* [The request]:
Write out every single entry exactly.

* [Dataset excerpts]:
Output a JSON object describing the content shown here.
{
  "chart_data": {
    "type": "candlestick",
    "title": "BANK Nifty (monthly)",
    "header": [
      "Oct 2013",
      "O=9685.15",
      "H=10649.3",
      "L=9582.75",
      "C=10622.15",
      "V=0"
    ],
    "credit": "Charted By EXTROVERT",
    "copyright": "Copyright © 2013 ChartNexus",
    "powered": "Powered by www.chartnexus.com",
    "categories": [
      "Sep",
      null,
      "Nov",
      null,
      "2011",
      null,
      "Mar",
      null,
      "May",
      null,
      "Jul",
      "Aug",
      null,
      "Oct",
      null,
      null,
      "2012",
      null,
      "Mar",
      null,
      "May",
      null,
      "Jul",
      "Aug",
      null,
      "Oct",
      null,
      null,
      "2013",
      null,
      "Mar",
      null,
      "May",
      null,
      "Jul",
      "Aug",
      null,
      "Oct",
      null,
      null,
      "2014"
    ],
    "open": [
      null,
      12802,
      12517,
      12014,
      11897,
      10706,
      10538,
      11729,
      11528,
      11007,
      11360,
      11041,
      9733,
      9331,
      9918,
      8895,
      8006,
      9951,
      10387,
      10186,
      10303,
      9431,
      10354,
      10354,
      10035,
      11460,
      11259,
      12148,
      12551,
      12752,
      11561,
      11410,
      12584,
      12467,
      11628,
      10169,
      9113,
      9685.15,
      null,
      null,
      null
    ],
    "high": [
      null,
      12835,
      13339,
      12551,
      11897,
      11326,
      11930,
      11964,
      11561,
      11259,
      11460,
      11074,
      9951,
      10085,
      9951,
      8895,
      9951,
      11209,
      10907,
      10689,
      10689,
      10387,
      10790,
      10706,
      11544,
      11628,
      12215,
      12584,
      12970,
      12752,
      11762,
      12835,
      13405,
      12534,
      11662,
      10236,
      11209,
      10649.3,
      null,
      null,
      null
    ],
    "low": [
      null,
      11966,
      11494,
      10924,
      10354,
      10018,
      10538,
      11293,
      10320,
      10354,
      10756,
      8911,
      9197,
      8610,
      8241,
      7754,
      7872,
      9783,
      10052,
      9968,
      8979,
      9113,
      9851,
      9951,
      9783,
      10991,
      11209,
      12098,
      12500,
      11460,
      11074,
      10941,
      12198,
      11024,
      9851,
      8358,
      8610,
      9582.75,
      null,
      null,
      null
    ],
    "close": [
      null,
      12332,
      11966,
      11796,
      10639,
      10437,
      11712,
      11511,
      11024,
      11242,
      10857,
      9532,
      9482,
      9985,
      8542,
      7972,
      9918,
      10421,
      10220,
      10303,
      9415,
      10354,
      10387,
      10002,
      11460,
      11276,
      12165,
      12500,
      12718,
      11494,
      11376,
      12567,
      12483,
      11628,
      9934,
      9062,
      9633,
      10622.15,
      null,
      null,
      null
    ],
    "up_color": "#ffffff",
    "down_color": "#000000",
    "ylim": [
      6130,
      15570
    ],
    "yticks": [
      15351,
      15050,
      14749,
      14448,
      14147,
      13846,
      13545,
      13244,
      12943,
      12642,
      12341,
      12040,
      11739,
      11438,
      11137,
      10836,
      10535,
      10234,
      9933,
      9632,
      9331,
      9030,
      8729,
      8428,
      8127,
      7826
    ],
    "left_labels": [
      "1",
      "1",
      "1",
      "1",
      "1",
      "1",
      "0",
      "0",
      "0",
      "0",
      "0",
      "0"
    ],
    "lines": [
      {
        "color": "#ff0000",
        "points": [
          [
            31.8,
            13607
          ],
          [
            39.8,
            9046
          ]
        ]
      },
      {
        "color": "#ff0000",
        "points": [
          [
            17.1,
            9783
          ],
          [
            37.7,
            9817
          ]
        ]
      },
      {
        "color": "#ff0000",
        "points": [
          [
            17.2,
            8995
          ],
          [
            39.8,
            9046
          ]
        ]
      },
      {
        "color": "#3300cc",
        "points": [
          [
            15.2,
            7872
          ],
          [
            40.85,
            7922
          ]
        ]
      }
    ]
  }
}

* [Expected output]:
Output a JSON object describing the content shown here.
{
  "chart_data": {
    "type": "candlestick",
    "title": "BANK Nifty (monthly)",
    "header": [
      "Oct 2013",
      "O=9685.15",
      "H=10649.3",
      "L=9582.75",
      "C=10622.15",
      "V=0"
    ],
    "credit": "Charted By EXTROVERT",
    "copyright": "Copyright © 2013 ChartNexus",
    "powered": "Powered by www.chartnexus.com",
    "categories": [
      "Sep",
      null,
      "Nov",
      null,
      "2011",
      null,
      "Mar",
      null,
      "May",
      null,
      "Jul",
      "Aug",
      null,
      "Oct",
      null,
      null,
      "2012",
      null,
      "Mar",
      null,
      "May",
      null,
      "Jul",
      "Aug",
      null,
      "Oct",
      null,
      null,
      "2013",
      null,
      "Mar",
      null,
      "May",
      null,
      "Jul",
      "Aug",
      null,
      "Oct",
      null,
      null,
      "2014"
    ],
    "open": [
      null,
      12802,
      12517,
      12014,
      11897,
      10706,
      10538,
      11729,
      11528,
      11007,
      11360,
      11041,
      9733,
      9331,
      9918,
      8895,
      8006,
      9951,
      10387,
      10186,
      10303,
      9431,
      10354,
      10354,
      10035,
      11460,
      11259,
      12148,
      12551,
      12752,
      11561,
      11410,
      12584,
      12467,
      11628,
      10169,
      9113,
      9685.15,
      null,
      null,
      null
    ],
    "high": [
      null,
      12835,
      13339,
      12551,
      11897,
      11326,
      11930,
      11964,
      11561,
      11259,
      11460,
      11074,
      9951,
      10085,
      9951,
      8895,
      9951,
      11209,
      10907,
      10689,
      10689,
      10387,
      10790,
      10706,
      11544,
      11628,
      12215,
      12584,
      12970,
      12752,
      11762,
      12835,
      13405,
      12534,
      11662,
      10236,
      11209,
      10649.3,
      null,
      null,
      null
    ],
    "low": [
      null,
      11966,
      11494,
      10924,
      10354,
      10018,
      10538,
      11293,
      10320,
      10354,
      10756,
      8911,
      9197,
      8610,
      8241,
      7754,
      7872,
      9783,
      10052,
      9968,
      8979,
      9113,
      9851,
      9951,
      9783,
      10991,
      11209,
      12098,
      12500,
      11460,
      11074,
      10941,
      12198,
      11024,
      9851,
      8358,
      8610,
      9582.75,
      null,
      null,
      null
    ],
    "close": [
      null,
      12332,
      11966,
      11796,
      10639,
      10437,
      11712,
      11511,
      11024,
      11242,
      10857,
      9532,
      9482,
      9985,
      8542,
      7972,
      9918,
      10421,
      10220,
      10303,
      9415,
      10354,
      10387,
      10002,
      11460,
      11276,
      12165,
      12500,
      12718,
      11494,
      11376,
      12567,
      12483,
      11628,
      9934,
      9062,
      9633,
      10622.15,
      null,
      null,
      null
    ],
    "up_color": "#ffffff",
    "down_color": "#000000",
    "ylim": [
      6130,
      15570
    ],
    "yticks": [
      15351,
      15050,
      14749,
      14448,
      14147,
      13846,
      13545,
      13244,
      12943,
      12642,
      12341,
      12040,
      11739,
      11438,
      11137,
      10836,
      10535,
      10234,
      9933,
      9632,
      9331,
      9030,
      8729,
      8428,
      8127,
      7826
    ],
    "left_labels": [
      "1",
      "1",
      "1",
      "1",
      "1",
      "1",
      "0",
      "0",
      "0",
      "0",
      "0",
      "0"
    ],
    "lines": [
      {
        "color": "#ff0000",
        "points": [
          [
            31.8,
            13607
          ],
          [
            39.8,
            9046
          ]
        ]
      },
      {
        "color": "#ff0000",
        "points": [
          [
            17.1,
            9783
          ],
          [
            37.7,
            9817
          ]
        ]
      },
      {
        "color": "#ff0000",
        "points": [
          [
            17.2,
            8995
          ],
          [
            39.8,
            9046
          ]
        ]
      },
      {
        "color": "#3300cc",
        "points": [
          [
            15.2,
            7872
          ],
          [
            40.85,
            7922
          ]
        ]
      }
    ]
  }
}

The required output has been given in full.